Dans une société trop souvent en perte de repères qui trouve dans le consumérisme une échappatoire à la vacuité de ses références, entraînée par une mondialisation débridée fractionnant les identités, les avocats demeurent l’un des derniers recours pour les libre-penseur et les égarés en lutte contre des dynamiques les submergeant. Héros sans capes et habillés de robes, synégores jouissant de l’indépendance que leurs règles leur imposent, soumis à la seule raison de leur jugement devant l’autel de la justice où siège le juge, ils restent bien souvent l’ultime espoir des blessés de la vie, l’unique oreille des scélérats les plus vicieux.
Et face aux évolutions de notre monde et du droit, ces hommes et ces femmes du barreau se référeront peut-être à L’esprit des lois, aux Comédies d’Aristophane, au 1984 de George Orwell ou au monologue d’Edward Norton dans la 25ème heure de Spike Lee, car l’avocat, comme tout un chacun, jouit de son libre-arbitre. Un choix pouvant le mener à adopter le manteau du parvenu ou l’élégance intellectuelle d’un Cicéron prononçant ses Catilinaires, l’extravagance conservatrice d’un Jules Barbey d’Aurevilly ou l’idéalisme d’un André Breton instruisant les « crimes contre la sûreté de l’esprit » des Maurice Barrès de notre temps.
Mais quel que soit ce choix, les « anciens » du barreau, les Louis Berdez, Ernest Correvon ou Aloïs de Meuron, figures tutélaires de l’Ordre vaudois, porteraient un regard, si celui-ci leur était rendu, empli de fierté et de tendresse sur vous, nouvelle génération d’avocat ! Et quel étonnement serait le leur face aux transformations rapides de leur profession qui en moins de vingt ans a vu adoptées la libre circulation des avocats et l’unification des procédures civiles et pénales sur l’ensemble du territoire helvétique.
Quelle stupéfaction au spectacle des technologies venues révolutionner le quotidien, permettant de télécharger des formulaires de procédures automatiquement mis en forme ou de consulter des codex de lois et des arrêts fédéraux depuis leur bureau ! Quelle satisfaction de constater les progrès réalisés au cours du siècle, de la ratification en 1974 de la Convention européenne des droits de l’homme à la nomination de commissions d’éthique ! Et quelle excitation de se rendre compte qu’à l’aube du nouveau millénaire, le droit n’est pas un ensemble fini, qu’il n’a de cesse de s’ouvrir sur de nouvelles perspectives, des perspectives allant de l’harmonisation du droit fédéral avec les normes de l’Union européenne aux défis que notre monde, de plus en plus connecté, soumet aux hommes de lois.

> [TRAVAIL À FAIRE]
Pourriez-vous poursuivre le texte sur le barreau, ci-dessus, à partir de sa dernière phrase ?

> [LIGNES DE DONNÉES]
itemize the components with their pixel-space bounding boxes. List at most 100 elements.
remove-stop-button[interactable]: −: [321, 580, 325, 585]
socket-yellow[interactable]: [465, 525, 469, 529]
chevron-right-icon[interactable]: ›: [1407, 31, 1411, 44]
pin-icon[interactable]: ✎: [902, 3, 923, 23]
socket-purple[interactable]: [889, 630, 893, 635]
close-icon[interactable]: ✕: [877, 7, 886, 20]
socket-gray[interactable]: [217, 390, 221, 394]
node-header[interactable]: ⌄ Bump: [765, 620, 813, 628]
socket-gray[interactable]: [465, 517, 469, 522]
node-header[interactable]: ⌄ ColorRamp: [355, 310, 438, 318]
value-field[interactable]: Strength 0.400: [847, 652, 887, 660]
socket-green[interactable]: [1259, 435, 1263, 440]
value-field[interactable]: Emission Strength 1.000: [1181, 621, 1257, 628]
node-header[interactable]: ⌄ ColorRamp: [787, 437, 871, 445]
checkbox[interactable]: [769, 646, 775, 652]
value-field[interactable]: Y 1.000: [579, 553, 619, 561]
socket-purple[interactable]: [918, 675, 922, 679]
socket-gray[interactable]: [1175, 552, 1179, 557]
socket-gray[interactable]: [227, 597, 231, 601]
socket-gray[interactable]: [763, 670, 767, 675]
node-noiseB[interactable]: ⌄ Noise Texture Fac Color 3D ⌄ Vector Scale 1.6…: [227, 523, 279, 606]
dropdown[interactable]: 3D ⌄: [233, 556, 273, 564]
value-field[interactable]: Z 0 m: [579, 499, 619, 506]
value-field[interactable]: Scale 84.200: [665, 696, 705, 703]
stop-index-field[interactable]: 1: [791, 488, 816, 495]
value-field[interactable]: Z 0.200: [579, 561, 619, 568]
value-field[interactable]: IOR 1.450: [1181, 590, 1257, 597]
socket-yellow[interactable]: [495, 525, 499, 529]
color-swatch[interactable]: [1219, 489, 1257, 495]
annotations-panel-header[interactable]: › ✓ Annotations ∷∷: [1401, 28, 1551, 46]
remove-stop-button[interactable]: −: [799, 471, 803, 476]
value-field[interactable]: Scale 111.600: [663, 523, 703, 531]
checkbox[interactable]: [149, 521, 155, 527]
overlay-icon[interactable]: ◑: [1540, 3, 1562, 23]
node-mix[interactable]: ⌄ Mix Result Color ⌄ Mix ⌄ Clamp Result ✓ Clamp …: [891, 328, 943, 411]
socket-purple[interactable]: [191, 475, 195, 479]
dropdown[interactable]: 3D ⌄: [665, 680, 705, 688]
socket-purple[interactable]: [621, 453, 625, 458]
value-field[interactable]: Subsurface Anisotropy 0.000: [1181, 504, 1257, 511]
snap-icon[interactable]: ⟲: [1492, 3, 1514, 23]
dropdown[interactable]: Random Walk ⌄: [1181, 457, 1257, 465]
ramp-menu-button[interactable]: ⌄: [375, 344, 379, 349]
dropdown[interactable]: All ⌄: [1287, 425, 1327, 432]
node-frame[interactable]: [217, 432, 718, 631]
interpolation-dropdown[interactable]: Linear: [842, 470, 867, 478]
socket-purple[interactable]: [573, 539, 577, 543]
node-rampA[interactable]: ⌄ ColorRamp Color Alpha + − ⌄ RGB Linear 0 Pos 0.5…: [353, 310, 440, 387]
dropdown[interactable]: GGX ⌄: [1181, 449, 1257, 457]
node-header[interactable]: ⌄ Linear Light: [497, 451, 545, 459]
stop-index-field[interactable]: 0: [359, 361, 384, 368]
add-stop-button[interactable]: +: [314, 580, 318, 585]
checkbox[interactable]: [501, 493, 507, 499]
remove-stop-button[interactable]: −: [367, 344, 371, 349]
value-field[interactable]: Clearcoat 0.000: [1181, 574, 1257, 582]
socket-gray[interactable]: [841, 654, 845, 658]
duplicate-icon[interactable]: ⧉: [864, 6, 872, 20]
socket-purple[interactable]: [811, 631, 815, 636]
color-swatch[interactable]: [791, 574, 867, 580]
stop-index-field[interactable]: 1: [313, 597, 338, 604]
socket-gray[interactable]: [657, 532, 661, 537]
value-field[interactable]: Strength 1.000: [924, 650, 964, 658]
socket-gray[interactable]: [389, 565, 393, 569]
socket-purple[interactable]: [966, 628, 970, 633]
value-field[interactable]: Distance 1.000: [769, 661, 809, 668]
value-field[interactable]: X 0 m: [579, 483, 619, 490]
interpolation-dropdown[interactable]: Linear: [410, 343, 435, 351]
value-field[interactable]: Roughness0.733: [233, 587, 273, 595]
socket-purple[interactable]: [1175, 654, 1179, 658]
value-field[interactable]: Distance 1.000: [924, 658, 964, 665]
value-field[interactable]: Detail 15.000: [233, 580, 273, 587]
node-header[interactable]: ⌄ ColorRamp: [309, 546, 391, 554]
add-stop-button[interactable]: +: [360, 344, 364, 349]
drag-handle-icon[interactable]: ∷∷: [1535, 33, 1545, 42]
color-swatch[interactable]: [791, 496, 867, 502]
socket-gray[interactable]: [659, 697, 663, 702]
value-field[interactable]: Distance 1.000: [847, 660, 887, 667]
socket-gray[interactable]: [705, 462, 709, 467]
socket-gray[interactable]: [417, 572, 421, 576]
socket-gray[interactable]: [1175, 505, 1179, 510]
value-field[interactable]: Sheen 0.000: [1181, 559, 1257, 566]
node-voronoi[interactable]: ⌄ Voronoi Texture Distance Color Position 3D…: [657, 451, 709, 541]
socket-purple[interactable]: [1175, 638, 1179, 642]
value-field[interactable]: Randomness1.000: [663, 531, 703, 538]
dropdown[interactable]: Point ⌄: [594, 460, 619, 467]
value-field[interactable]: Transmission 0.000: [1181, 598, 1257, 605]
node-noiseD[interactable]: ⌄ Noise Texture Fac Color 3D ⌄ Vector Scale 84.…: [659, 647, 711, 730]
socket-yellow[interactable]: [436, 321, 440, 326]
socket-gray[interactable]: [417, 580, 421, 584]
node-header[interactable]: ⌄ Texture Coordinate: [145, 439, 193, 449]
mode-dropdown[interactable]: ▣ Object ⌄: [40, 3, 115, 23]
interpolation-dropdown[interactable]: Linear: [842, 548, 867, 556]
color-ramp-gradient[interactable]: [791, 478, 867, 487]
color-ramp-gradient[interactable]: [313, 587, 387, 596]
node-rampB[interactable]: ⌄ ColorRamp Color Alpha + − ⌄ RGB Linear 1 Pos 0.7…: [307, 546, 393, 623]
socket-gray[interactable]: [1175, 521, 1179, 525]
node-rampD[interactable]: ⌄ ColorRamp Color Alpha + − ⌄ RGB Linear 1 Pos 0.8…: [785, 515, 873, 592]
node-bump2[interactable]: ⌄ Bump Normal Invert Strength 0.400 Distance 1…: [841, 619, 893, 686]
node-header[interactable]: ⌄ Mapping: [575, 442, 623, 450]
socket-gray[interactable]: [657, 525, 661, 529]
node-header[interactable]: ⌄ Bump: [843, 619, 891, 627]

> [RÉSULTAT DE L'EXERCICE]
Depuis leur temps, deux Guerres mondiales, suivie d’une guerre froide, ont remodelé les équilibres mondiaux. La chute du mur de Berlin, la mondialisation et l’avènement de l’informatique ont encore participé à une mutation en profondeur de notre monde, et des modalités de nombreuses professions. La bibliothèque de l’Ordre des avocats qui revêtait une importance stratégique de premier plan il y a encore quelques décennies ne représente plus qu’une préoccupation mineure de nos jours. En parallèle, le développement des cadres légaux et réglementaires a connu une inflation sans précédent depuis la fin de la guerre. Autant de paramètres qui ont pesé directement ou indirectement sur la vie de l’avocat.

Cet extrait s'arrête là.